- [Aim] Take from the listing each line that has the string "title".

Records from a dataset
## start
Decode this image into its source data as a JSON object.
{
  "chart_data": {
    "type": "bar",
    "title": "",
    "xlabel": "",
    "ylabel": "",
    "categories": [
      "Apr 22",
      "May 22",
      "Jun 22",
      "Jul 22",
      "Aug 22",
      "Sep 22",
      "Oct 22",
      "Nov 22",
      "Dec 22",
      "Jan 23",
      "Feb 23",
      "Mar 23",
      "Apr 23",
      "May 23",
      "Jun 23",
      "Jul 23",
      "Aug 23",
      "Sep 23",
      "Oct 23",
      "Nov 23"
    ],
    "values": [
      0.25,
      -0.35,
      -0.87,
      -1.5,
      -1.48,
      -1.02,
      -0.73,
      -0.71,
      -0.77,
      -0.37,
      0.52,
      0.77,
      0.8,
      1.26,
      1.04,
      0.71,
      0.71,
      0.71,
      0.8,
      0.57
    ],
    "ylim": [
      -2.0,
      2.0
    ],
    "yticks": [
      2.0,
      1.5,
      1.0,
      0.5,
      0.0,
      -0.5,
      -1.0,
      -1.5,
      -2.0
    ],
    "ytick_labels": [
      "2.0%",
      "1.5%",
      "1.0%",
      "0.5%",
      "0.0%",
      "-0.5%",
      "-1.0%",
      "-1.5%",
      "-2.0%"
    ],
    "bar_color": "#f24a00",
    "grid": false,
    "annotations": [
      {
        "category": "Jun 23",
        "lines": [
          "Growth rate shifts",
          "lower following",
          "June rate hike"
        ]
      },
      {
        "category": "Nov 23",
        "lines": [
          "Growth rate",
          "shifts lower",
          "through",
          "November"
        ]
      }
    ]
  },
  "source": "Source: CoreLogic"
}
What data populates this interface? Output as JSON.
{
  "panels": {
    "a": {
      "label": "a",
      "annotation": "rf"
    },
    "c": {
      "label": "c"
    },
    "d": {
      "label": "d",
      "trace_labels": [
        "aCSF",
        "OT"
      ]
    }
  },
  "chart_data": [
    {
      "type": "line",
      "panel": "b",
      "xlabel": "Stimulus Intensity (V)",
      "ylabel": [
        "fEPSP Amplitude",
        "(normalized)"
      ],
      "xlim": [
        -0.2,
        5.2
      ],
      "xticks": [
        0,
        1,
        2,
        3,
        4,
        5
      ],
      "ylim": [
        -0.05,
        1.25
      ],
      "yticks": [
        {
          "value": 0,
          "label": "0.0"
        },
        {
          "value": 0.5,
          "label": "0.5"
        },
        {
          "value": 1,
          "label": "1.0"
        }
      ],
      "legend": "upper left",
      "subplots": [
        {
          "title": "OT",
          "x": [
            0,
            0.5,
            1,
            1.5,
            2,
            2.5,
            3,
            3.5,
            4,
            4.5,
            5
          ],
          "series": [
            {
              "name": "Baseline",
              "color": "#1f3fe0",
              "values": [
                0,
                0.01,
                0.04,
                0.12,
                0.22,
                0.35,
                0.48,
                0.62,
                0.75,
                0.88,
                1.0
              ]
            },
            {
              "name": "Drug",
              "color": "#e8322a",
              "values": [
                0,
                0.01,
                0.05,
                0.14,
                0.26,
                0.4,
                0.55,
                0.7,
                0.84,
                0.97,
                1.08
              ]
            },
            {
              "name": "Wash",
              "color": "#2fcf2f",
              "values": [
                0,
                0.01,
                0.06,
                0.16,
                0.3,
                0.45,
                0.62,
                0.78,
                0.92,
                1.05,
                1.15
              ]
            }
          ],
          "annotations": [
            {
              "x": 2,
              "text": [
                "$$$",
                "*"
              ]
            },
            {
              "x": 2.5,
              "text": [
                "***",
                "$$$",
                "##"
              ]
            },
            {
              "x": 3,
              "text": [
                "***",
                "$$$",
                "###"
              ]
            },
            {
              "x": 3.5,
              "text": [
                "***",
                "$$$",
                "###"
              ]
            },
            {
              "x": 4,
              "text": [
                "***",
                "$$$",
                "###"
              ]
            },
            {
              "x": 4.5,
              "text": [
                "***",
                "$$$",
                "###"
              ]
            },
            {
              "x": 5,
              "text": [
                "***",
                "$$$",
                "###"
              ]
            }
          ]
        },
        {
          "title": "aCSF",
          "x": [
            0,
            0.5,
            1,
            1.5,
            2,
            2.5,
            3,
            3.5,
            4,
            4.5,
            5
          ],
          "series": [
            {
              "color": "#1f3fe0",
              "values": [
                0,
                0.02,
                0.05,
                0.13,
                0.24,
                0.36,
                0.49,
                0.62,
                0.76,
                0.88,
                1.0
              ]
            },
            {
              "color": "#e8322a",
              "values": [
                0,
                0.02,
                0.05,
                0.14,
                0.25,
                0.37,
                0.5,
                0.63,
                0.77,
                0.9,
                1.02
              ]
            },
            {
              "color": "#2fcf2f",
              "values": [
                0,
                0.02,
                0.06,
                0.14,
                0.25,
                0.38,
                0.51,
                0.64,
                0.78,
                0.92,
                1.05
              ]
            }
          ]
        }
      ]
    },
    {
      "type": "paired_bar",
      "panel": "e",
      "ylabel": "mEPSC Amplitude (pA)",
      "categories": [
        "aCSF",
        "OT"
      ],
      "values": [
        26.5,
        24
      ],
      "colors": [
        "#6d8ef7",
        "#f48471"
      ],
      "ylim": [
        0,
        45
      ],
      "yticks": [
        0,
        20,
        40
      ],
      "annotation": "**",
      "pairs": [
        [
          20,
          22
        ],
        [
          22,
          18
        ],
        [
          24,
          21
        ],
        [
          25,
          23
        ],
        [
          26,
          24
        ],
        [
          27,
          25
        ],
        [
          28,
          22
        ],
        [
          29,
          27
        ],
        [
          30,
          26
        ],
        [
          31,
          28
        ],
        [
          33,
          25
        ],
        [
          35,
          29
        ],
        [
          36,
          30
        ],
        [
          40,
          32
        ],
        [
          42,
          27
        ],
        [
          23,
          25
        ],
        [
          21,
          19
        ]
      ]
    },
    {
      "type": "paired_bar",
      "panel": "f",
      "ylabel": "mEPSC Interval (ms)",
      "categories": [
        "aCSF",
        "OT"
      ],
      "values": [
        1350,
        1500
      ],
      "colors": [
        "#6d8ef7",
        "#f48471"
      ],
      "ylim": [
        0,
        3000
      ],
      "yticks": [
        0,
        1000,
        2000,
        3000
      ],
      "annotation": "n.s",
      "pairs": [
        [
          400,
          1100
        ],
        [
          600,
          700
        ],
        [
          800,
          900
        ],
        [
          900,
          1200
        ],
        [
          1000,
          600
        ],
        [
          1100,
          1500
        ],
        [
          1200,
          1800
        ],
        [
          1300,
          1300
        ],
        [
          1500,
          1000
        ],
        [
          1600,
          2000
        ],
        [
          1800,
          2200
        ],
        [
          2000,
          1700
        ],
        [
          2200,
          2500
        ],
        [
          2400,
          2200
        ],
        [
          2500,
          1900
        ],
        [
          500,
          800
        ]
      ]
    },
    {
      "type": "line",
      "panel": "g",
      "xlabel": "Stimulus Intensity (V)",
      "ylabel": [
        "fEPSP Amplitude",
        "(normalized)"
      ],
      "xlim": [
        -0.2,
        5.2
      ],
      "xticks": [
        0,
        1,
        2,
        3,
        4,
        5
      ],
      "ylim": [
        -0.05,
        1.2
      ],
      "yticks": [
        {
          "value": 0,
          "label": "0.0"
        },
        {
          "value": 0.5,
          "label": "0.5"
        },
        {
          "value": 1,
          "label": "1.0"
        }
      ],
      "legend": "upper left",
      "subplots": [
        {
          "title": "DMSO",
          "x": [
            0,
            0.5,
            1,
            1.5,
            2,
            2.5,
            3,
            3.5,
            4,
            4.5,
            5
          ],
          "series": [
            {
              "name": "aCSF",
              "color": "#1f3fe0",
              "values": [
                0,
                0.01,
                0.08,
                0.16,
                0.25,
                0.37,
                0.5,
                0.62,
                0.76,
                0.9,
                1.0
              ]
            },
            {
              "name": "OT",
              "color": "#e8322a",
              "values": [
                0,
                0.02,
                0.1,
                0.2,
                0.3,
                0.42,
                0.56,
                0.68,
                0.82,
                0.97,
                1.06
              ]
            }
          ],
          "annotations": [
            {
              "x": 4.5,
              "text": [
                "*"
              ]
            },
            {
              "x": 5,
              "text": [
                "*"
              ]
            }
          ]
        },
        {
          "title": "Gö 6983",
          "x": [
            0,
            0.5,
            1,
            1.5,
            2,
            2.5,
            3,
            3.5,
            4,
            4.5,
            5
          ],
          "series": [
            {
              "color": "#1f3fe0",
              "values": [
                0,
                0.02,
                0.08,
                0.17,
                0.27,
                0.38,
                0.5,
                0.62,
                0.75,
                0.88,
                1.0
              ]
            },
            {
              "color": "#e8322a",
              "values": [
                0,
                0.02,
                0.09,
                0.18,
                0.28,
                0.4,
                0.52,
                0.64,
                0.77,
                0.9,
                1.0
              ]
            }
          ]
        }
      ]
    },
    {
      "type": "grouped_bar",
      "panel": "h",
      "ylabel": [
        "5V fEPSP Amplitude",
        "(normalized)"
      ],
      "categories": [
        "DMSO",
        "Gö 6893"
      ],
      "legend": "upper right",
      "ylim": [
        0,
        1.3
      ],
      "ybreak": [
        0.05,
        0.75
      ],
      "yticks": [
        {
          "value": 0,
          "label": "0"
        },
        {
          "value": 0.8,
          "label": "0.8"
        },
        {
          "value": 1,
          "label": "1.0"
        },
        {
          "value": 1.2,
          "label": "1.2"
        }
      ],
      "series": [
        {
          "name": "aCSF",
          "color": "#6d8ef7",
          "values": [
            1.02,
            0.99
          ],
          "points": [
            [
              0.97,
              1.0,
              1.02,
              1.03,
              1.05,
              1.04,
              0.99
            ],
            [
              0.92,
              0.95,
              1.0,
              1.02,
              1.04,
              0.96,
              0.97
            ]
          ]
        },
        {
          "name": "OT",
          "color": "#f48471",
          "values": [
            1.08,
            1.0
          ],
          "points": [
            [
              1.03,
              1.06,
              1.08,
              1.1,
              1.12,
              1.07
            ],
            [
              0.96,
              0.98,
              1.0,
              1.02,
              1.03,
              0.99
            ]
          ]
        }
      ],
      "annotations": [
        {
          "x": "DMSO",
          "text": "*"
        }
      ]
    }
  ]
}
## end
- [Result of the exercise]
    "title": "",
          "title": "OT",
          "title": "aCSF",
          "title": "DMSO",
          "title": "Gö 6983",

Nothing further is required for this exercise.